> WORK TO BE COMPLETED: Reproduce each line from the records that holds "before".

> INFORMATION SHOWN:
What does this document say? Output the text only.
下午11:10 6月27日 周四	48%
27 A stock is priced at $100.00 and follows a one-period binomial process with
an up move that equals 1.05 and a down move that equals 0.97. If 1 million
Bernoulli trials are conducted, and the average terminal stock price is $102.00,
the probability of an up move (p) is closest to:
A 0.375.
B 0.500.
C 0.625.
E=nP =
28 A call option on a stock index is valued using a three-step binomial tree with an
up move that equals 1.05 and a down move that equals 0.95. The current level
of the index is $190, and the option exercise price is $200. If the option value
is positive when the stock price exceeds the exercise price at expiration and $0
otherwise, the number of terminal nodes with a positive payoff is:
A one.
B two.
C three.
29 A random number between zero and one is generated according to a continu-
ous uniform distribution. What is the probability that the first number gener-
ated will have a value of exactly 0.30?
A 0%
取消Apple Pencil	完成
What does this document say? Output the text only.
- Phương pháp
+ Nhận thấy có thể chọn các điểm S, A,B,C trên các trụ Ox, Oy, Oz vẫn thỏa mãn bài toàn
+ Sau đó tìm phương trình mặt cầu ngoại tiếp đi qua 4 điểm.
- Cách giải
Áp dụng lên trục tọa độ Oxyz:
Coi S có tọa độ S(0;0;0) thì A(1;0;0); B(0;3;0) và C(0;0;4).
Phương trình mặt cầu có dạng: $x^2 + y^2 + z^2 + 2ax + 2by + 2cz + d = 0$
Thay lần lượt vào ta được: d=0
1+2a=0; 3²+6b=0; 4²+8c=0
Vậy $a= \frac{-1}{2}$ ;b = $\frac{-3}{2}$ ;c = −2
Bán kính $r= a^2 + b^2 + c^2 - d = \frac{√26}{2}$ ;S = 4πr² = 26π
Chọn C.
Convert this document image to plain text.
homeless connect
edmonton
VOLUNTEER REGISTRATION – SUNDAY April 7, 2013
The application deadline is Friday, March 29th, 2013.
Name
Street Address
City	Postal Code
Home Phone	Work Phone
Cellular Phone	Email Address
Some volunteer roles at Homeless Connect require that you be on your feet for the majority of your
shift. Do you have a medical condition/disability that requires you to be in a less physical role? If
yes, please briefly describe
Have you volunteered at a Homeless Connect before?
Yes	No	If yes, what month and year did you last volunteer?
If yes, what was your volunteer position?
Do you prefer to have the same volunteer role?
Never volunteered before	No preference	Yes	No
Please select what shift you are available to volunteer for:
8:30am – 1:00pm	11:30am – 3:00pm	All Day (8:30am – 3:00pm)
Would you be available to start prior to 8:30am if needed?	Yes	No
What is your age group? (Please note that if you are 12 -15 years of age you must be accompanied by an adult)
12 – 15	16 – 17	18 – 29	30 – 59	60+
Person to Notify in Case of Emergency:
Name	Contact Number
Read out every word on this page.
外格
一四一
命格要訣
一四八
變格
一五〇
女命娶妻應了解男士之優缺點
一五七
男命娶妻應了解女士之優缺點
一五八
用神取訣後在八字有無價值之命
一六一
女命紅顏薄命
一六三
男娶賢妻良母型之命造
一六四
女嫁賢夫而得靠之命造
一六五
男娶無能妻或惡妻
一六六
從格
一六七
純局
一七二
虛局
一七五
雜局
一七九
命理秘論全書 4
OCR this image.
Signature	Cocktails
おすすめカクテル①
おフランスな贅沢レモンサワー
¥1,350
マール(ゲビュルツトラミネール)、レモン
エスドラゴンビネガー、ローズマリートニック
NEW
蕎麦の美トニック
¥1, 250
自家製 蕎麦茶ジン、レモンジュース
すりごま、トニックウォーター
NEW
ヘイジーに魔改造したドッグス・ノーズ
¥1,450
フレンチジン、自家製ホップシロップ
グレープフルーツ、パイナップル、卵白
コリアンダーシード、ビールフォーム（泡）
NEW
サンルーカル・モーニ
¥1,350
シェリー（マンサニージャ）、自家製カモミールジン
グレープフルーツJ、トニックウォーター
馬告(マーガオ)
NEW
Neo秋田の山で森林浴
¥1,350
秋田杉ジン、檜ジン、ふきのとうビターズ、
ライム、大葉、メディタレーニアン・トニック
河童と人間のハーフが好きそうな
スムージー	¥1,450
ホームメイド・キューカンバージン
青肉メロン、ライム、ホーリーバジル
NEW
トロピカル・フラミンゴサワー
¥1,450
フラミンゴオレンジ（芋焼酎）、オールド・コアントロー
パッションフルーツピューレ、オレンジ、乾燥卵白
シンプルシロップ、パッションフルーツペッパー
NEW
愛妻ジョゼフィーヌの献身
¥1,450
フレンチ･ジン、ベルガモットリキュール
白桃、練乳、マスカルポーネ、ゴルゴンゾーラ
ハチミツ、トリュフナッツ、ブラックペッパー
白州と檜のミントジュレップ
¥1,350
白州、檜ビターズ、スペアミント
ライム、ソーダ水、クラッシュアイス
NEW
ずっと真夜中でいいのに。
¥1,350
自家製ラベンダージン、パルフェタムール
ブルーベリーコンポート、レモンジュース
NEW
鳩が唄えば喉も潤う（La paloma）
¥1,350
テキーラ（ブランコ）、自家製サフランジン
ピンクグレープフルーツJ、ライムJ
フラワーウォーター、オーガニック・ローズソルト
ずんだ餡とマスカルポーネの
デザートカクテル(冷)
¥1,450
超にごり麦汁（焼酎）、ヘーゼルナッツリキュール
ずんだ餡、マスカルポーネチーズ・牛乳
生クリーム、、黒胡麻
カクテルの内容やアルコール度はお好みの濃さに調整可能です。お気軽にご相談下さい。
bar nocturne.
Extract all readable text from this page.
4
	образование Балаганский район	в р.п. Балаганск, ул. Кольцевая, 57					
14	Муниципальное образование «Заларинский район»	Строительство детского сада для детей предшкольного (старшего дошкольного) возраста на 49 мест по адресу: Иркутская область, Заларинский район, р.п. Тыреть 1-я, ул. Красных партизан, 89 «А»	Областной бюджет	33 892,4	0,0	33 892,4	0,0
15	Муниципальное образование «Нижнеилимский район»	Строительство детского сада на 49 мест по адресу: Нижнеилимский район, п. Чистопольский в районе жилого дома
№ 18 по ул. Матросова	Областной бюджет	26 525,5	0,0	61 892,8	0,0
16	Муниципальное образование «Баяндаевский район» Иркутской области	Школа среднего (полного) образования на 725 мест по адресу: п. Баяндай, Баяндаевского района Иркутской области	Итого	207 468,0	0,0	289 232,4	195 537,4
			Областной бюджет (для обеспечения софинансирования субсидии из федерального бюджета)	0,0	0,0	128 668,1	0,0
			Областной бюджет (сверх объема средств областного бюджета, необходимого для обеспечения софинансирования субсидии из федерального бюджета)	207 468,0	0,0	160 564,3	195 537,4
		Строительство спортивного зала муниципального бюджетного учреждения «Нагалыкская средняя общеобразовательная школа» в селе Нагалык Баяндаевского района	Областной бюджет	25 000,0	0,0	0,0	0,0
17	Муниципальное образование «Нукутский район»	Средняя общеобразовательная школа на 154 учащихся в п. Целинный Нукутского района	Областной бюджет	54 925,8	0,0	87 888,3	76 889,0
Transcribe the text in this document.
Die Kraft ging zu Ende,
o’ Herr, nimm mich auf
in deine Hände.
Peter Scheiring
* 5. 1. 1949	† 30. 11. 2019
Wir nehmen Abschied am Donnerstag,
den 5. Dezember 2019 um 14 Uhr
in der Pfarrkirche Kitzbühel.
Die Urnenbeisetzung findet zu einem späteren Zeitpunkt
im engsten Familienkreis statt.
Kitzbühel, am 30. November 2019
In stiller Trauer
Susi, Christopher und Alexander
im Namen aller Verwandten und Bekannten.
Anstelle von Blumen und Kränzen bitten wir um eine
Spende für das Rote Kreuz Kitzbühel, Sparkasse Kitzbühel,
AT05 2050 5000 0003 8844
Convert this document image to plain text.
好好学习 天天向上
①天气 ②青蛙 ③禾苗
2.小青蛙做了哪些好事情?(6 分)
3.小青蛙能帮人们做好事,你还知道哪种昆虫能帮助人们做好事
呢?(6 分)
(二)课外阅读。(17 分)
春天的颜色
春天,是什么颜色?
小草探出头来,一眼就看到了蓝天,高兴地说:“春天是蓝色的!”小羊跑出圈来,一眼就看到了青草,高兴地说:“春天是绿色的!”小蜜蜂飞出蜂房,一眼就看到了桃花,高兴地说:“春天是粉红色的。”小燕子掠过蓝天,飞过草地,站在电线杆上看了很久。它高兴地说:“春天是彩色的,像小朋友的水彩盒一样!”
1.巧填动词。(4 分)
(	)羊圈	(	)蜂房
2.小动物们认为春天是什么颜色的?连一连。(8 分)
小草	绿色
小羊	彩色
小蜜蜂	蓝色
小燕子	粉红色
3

> WRITTEN REPLY:
Have you volunteered at a Homeless Connect before?
Never volunteered before	No preference	Yes	No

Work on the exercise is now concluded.